● **WORK TO DO**:
Write out, precisely and in full, each line of the material.

● **GIVEN DATA**:
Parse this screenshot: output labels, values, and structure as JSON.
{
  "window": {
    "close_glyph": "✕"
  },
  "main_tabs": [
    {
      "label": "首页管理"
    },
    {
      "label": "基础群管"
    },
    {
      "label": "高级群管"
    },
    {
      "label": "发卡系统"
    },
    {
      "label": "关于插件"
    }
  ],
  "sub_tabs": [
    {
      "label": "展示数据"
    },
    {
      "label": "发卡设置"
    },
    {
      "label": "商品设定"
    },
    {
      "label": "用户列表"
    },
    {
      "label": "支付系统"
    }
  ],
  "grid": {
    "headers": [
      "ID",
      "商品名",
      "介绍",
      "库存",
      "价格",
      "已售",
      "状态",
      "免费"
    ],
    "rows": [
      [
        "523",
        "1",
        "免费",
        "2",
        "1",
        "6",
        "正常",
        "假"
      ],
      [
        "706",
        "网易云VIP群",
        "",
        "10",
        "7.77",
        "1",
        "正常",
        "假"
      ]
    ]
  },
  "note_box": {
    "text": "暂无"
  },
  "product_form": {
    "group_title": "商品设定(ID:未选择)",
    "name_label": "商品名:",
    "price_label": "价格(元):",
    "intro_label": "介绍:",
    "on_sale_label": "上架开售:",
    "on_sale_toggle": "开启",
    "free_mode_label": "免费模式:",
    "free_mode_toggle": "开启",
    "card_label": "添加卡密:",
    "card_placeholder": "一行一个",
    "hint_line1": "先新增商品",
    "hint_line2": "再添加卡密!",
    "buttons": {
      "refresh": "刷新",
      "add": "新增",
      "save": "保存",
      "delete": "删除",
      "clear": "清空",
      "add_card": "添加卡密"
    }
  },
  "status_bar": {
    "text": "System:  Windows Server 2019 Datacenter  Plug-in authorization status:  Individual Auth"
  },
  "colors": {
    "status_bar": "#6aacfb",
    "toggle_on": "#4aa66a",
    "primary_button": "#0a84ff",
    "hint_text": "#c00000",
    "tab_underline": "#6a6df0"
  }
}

● **EXERCISE RESPONSE**:
Parse this screenshot: output labels, values, and structure as JSON.
{
  "window": {
    "close_glyph": "✕"
  },
  "main_tabs": [
    {
      "label": "首页管理"
    },
    {
      "label": "基础群管"
    },
    {
      "label": "高级群管"
    },
    {
      "label": "发卡系统"
    },
    {
      "label": "关于插件"
    }
  ],
  "sub_tabs": [
    {
      "label": "展示数据"
    },
    {
      "label": "发卡设置"
    },
    {
      "label": "商品设定"
    },
    {
      "label": "用户列表"
    },
    {
      "label": "支付系统"
    }
  ],
  "grid": {
    "headers": [
      "ID",
      "商品名",
      "介绍",
      "库存",
      "价格",
      "已售",
      "状态",
      "免费"
    ],
    "rows": [
      [
        "523",
        "1",
        "免费",
        "2",
        "1",
        "6",
        "正常",
        "假"
      ],
      [
        "706",
        "网易云VIP群",
        "",
        "10",
        "7.77",
        "1",
        "正常",
        "假"
      ]
    ]
  },
  "note_box": {
    "text": "暂无"
  },
  "product_form": {
    "group_title": "商品设定(ID:未选择)",
    "name_label": "商品名:",
    "price_label": "价格(元):",
    "intro_label": "介绍:",
    "on_sale_label": "上架开售:",
    "on_sale_toggle": "开启",
    "free_mode_label": "免费模式:",
    "free_mode_toggle": "开启",
    "card_label": "添加卡密:",
    "card_placeholder": "一行一个",
    "hint_line1": "先新增商品",
    "hint_line2": "再添加卡密!",
    "buttons": {
      "refresh": "刷新",
      "add": "新增",
      "save": "保存",
      "delete": "删除",
      "clear": "清空",
      "add_card": "添加卡密"
    }
  },
  "status_bar": {
    "text": "System:  Windows Server 2019 Datacenter  Plug-in authorization status:  Individual Auth"
  },
  "colors": {
    "status_bar": "#6aacfb",
    "toggle_on": "#4aa66a",
    "primary_button": "#0a84ff",
    "hint_text": "#c00000",
    "tab_underline": "#6a6df0"
  }
}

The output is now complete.